■ Given task:
Read the listing and extract each line that includes the word "Number".

──────── Entries provided

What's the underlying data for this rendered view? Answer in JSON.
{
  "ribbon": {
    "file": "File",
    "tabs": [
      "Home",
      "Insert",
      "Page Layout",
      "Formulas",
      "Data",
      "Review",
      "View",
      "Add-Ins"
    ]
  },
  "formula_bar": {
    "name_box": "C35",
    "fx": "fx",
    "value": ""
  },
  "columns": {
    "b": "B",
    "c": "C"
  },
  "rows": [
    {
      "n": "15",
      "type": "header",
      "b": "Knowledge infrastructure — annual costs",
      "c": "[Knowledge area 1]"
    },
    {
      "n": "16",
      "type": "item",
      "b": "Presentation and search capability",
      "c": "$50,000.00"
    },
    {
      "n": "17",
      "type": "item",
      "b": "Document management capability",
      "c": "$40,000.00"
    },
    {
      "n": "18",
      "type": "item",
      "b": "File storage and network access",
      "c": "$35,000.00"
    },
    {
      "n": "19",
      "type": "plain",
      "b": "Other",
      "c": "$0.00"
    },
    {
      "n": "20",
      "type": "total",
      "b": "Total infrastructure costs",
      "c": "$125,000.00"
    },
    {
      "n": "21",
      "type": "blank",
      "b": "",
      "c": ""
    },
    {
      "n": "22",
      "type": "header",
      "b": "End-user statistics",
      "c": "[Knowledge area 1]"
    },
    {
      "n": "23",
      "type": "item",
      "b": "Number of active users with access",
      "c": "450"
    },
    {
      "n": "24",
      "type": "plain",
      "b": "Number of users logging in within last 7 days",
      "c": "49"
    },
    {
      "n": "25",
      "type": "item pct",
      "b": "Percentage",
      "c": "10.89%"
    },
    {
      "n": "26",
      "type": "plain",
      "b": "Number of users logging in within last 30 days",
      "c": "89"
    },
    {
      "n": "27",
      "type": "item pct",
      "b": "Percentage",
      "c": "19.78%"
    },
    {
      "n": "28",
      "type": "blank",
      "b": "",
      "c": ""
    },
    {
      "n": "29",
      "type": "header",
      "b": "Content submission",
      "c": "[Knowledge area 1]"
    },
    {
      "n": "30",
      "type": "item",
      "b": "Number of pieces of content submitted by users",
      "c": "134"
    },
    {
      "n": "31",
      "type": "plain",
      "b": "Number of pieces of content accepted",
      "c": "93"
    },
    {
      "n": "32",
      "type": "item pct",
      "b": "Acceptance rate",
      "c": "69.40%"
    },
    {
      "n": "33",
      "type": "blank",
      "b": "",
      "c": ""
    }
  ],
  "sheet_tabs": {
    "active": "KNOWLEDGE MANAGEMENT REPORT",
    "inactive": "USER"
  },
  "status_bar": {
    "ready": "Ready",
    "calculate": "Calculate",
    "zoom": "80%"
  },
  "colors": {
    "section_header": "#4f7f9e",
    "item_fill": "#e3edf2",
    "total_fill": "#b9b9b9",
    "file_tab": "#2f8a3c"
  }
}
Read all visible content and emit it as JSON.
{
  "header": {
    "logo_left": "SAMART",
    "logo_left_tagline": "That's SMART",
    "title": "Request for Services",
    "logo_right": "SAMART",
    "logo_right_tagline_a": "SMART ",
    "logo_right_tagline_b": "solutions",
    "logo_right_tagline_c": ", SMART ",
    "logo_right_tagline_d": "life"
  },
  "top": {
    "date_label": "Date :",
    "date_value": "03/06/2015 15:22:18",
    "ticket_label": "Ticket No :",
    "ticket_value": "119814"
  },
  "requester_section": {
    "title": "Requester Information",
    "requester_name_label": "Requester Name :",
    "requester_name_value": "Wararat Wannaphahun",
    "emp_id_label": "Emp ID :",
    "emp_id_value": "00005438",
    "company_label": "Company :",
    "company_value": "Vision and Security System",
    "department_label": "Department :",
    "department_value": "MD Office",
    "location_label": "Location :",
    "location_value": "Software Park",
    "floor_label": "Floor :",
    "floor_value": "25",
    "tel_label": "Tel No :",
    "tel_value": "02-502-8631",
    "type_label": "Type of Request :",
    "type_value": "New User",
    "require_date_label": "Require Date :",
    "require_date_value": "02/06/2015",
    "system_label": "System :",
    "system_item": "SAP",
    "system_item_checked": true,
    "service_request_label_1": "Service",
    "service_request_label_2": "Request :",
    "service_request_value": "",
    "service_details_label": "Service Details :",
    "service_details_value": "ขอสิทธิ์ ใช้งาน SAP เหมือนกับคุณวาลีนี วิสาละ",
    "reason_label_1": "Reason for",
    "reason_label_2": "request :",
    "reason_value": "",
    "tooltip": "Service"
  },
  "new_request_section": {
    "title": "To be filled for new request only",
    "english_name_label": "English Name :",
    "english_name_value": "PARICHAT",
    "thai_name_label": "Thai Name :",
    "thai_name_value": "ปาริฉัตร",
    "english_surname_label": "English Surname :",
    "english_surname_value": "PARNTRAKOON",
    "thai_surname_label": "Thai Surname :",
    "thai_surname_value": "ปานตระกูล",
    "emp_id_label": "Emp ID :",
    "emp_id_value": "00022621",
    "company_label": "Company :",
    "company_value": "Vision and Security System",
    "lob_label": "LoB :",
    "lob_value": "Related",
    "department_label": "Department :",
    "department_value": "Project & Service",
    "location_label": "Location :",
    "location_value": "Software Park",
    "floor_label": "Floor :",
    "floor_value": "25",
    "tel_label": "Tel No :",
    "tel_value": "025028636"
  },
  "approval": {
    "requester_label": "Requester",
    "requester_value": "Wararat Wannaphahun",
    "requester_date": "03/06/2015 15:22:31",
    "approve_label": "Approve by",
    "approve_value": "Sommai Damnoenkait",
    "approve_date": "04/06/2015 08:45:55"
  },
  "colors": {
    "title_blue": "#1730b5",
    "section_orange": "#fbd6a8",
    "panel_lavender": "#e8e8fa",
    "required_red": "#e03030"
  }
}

────────────────

■ Solved exercise:
      "b": "Number of active users with access",
      "b": "Number of users logging in within last 7 days",
      "b": "Number of users logging in within last 30 days",
      "b": "Number of pieces of content submitted by users",
      "b": "Number of pieces of content accepted",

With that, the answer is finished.